Task to complete. Exactly as they appear, output all of the records. Skip any images.
***** Entries provided *****
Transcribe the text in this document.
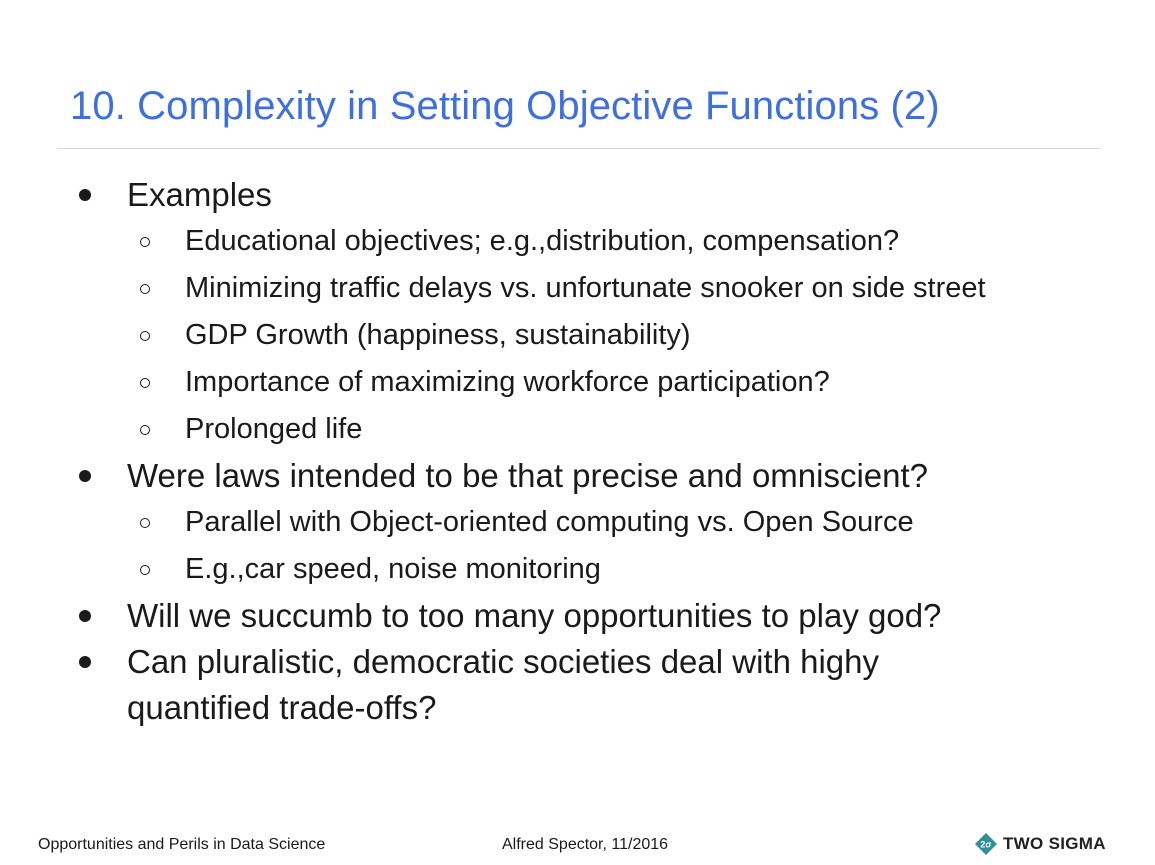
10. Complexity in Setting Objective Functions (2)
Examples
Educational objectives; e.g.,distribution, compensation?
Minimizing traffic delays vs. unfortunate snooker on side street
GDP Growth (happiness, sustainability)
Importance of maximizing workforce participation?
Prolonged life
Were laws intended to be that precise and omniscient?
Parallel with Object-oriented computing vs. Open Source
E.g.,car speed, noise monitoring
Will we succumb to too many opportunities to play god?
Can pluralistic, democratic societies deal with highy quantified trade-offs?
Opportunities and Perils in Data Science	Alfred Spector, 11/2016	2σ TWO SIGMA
*****
Exercise solution.
Transcribe the text in this document.
10. Complexity in Setting Objective Functions (2)
Examples
Educational objectives; e.g.,distribution, compensation?
Minimizing traffic delays vs. unfortunate snooker on side street
GDP Growth (happiness, sustainability)
Importance of maximizing workforce participation?
Prolonged life
Were laws intended to be that precise and omniscient?
Parallel with Object-oriented computing vs. Open Source
E.g.,car speed, noise monitoring
Will we succumb to too many opportunities to play god?
Can pluralistic, democratic societies deal with highy quantified trade-offs?
Opportunities and Perils in Data Science	Alfred Spector, 11/2016	2σ TWO SIGMA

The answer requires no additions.